> [RECORDED DATA]:
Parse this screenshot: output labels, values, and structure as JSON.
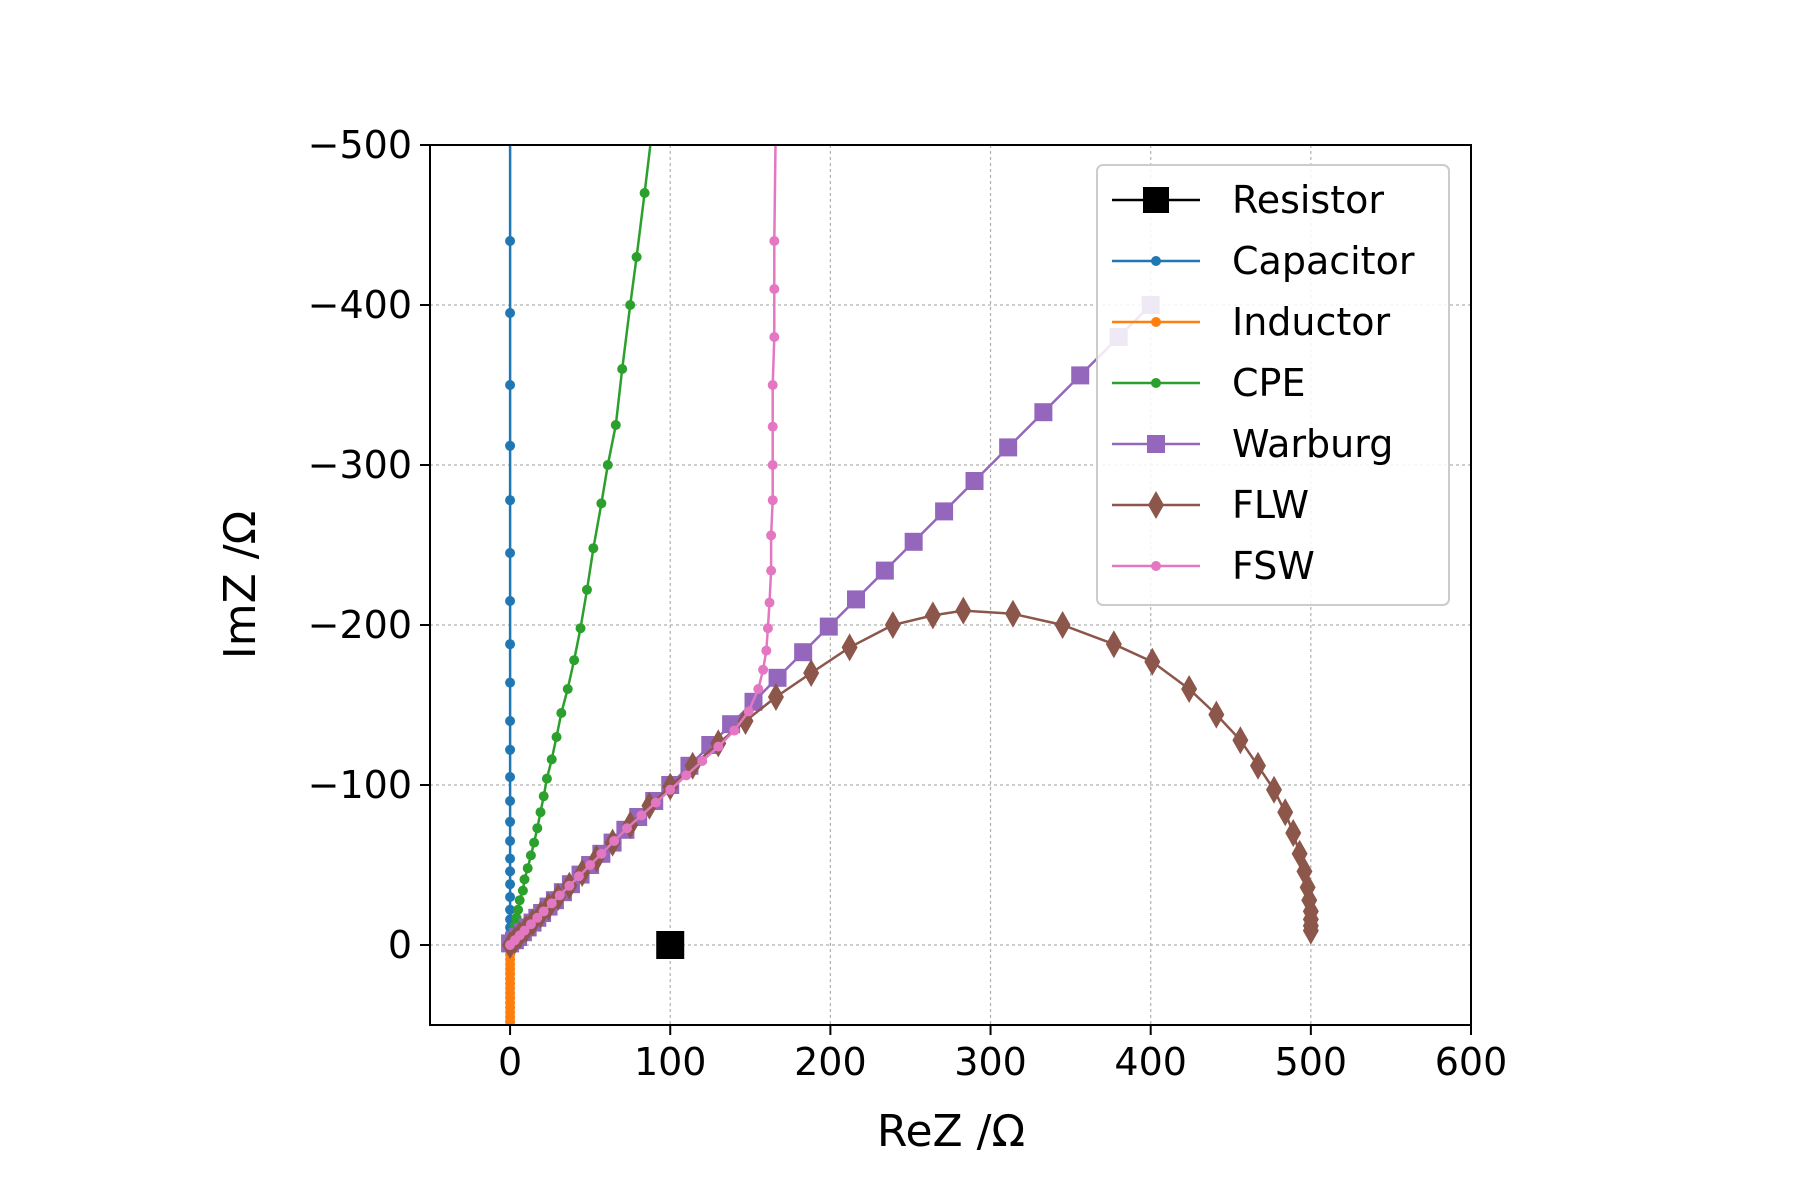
{
  "chart_data": {
    "type": "line",
    "title": "",
    "xlabel": "ReZ /Ω",
    "ylabel": "ImZ /Ω",
    "xlim": [
      -50,
      600
    ],
    "ylim_inverted": [
      50,
      -500
    ],
    "xticks": [
      "0",
      "100",
      "200",
      "300",
      "400",
      "500",
      "600"
    ],
    "yticks": [
      "−500",
      "−400",
      "−300",
      "−200",
      "−100",
      "0"
    ],
    "grid": true,
    "legend_position": "top-right",
    "series": [
      {
        "name": "Resistor",
        "color": "#000000",
        "marker": "square-large",
        "points": [
          [
            100,
            0
          ]
        ]
      },
      {
        "name": "Capacitor",
        "color": "#1f77b4",
        "marker": "dot",
        "points": [
          [
            0,
            -0.5
          ],
          [
            0,
            -2
          ],
          [
            0,
            -4
          ],
          [
            0,
            -7
          ],
          [
            0,
            -11
          ],
          [
            0,
            -16
          ],
          [
            0,
            -22
          ],
          [
            0,
            -30
          ],
          [
            0,
            -38
          ],
          [
            0,
            -46
          ],
          [
            0,
            -54
          ],
          [
            0,
            -65
          ],
          [
            0,
            -77
          ],
          [
            0,
            -90
          ],
          [
            0,
            -105
          ],
          [
            0,
            -122
          ],
          [
            0,
            -140
          ],
          [
            0,
            -164
          ],
          [
            0,
            -188
          ],
          [
            0,
            -215
          ],
          [
            0,
            -245
          ],
          [
            0,
            -278
          ],
          [
            0,
            -312
          ],
          [
            0,
            -350
          ],
          [
            0,
            -395
          ],
          [
            0,
            -440
          ],
          [
            0,
            -520
          ]
        ]
      },
      {
        "name": "Inductor",
        "color": "#ff7f0e",
        "marker": "dot",
        "points": [
          [
            0,
            0
          ],
          [
            0,
            3
          ],
          [
            0,
            6
          ],
          [
            0,
            9
          ],
          [
            0,
            12
          ],
          [
            0,
            15
          ],
          [
            0,
            18
          ],
          [
            0,
            21
          ],
          [
            0,
            24
          ],
          [
            0,
            27
          ],
          [
            0,
            30
          ],
          [
            0,
            33
          ],
          [
            0,
            36
          ],
          [
            0,
            39
          ],
          [
            0,
            42
          ],
          [
            0,
            45
          ],
          [
            0,
            48
          ],
          [
            0,
            60
          ]
        ]
      },
      {
        "name": "CPE",
        "color": "#2ca02c",
        "marker": "dot",
        "points": [
          [
            1,
            -4
          ],
          [
            2,
            -8
          ],
          [
            3,
            -12
          ],
          [
            4,
            -17
          ],
          [
            5,
            -22
          ],
          [
            6,
            -28
          ],
          [
            8,
            -34
          ],
          [
            9,
            -41
          ],
          [
            11,
            -48
          ],
          [
            13,
            -56
          ],
          [
            15,
            -64
          ],
          [
            17,
            -73
          ],
          [
            19,
            -83
          ],
          [
            21,
            -93
          ],
          [
            23,
            -104
          ],
          [
            26,
            -116
          ],
          [
            29,
            -130
          ],
          [
            32,
            -145
          ],
          [
            36,
            -160
          ],
          [
            40,
            -178
          ],
          [
            44,
            -198
          ],
          [
            48,
            -222
          ],
          [
            52,
            -248
          ],
          [
            57,
            -276
          ],
          [
            61,
            -300
          ],
          [
            66,
            -325
          ],
          [
            70,
            -360
          ],
          [
            75,
            -400
          ],
          [
            79,
            -430
          ],
          [
            84,
            -470
          ],
          [
            90,
            -520
          ]
        ]
      },
      {
        "name": "Warburg",
        "color": "#9467bd",
        "marker": "square",
        "points": [
          [
            0,
            -1
          ],
          [
            3,
            -3
          ],
          [
            5,
            -5
          ],
          [
            8,
            -8
          ],
          [
            11,
            -11
          ],
          [
            14,
            -14
          ],
          [
            17,
            -17
          ],
          [
            20,
            -20
          ],
          [
            24,
            -24
          ],
          [
            28,
            -28
          ],
          [
            33,
            -33
          ],
          [
            38,
            -38
          ],
          [
            44,
            -44
          ],
          [
            50,
            -50
          ],
          [
            57,
            -57
          ],
          [
            64,
            -64
          ],
          [
            72,
            -72
          ],
          [
            80,
            -80
          ],
          [
            90,
            -90
          ],
          [
            100,
            -100
          ],
          [
            112,
            -112
          ],
          [
            125,
            -125
          ],
          [
            138,
            -138
          ],
          [
            152,
            -152
          ],
          [
            167,
            -167
          ],
          [
            183,
            -183
          ],
          [
            199,
            -199
          ],
          [
            216,
            -216
          ],
          [
            234,
            -234
          ],
          [
            252,
            -252
          ],
          [
            271,
            -271
          ],
          [
            290,
            -290
          ],
          [
            311,
            -311
          ],
          [
            333,
            -333
          ],
          [
            356,
            -356
          ],
          [
            380,
            -380
          ],
          [
            400,
            -400
          ]
        ]
      },
      {
        "name": "FLW",
        "color": "#8c564b",
        "marker": "diamond",
        "points": [
          [
            0,
            0
          ],
          [
            3,
            -3
          ],
          [
            6,
            -6
          ],
          [
            10,
            -10
          ],
          [
            14,
            -14
          ],
          [
            19,
            -19
          ],
          [
            24,
            -24
          ],
          [
            30,
            -30
          ],
          [
            37,
            -37
          ],
          [
            45,
            -45
          ],
          [
            54,
            -54
          ],
          [
            64,
            -64
          ],
          [
            75,
            -75
          ],
          [
            87,
            -87
          ],
          [
            100,
            -99
          ],
          [
            114,
            -112
          ],
          [
            130,
            -126
          ],
          [
            147,
            -140
          ],
          [
            166,
            -155
          ],
          [
            188,
            -170
          ],
          [
            212,
            -186
          ],
          [
            239,
            -200
          ],
          [
            264,
            -206
          ],
          [
            283,
            -209
          ],
          [
            314,
            -207
          ],
          [
            345,
            -200
          ],
          [
            377,
            -188
          ],
          [
            401,
            -177
          ],
          [
            424,
            -160
          ],
          [
            441,
            -144
          ],
          [
            456,
            -128
          ],
          [
            467,
            -112
          ],
          [
            477,
            -97
          ],
          [
            484,
            -83
          ],
          [
            489,
            -70
          ],
          [
            493,
            -57
          ],
          [
            496,
            -46
          ],
          [
            498,
            -36
          ],
          [
            499,
            -28
          ],
          [
            500,
            -21
          ],
          [
            500,
            -16
          ],
          [
            500,
            -12
          ],
          [
            500,
            -9
          ]
        ]
      },
      {
        "name": "FSW",
        "color": "#e377c2",
        "marker": "dot",
        "points": [
          [
            0,
            0
          ],
          [
            3,
            -3
          ],
          [
            6,
            -6
          ],
          [
            9,
            -9
          ],
          [
            13,
            -13
          ],
          [
            17,
            -17
          ],
          [
            21,
            -21
          ],
          [
            26,
            -26
          ],
          [
            31,
            -31
          ],
          [
            37,
            -37
          ],
          [
            43,
            -43
          ],
          [
            50,
            -50
          ],
          [
            57,
            -57
          ],
          [
            65,
            -65
          ],
          [
            73,
            -73
          ],
          [
            82,
            -81
          ],
          [
            91,
            -89
          ],
          [
            100,
            -97
          ],
          [
            110,
            -106
          ],
          [
            120,
            -115
          ],
          [
            130,
            -124
          ],
          [
            140,
            -134
          ],
          [
            149,
            -146
          ],
          [
            155,
            -160
          ],
          [
            158,
            -172
          ],
          [
            160,
            -184
          ],
          [
            161,
            -198
          ],
          [
            162,
            -214
          ],
          [
            163,
            -234
          ],
          [
            163,
            -256
          ],
          [
            164,
            -278
          ],
          [
            164,
            -300
          ],
          [
            164,
            -324
          ],
          [
            164,
            -350
          ],
          [
            165,
            -380
          ],
          [
            165,
            -410
          ],
          [
            165,
            -440
          ],
          [
            166,
            -520
          ]
        ]
      }
    ]
  }
}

> [WHAT TO WORK ON]:
Filter out all lines lacking the word "color" and copy the rest.

> [ANSWER FOR THIS EXERCISE]:
        "color": "#000000",
        "color": "#1f77b4",
        "color": "#ff7f0e",
        "color": "#2ca02c",
        "color": "#9467bd",
        "color": "#8c564b",
        "color": "#e377c2",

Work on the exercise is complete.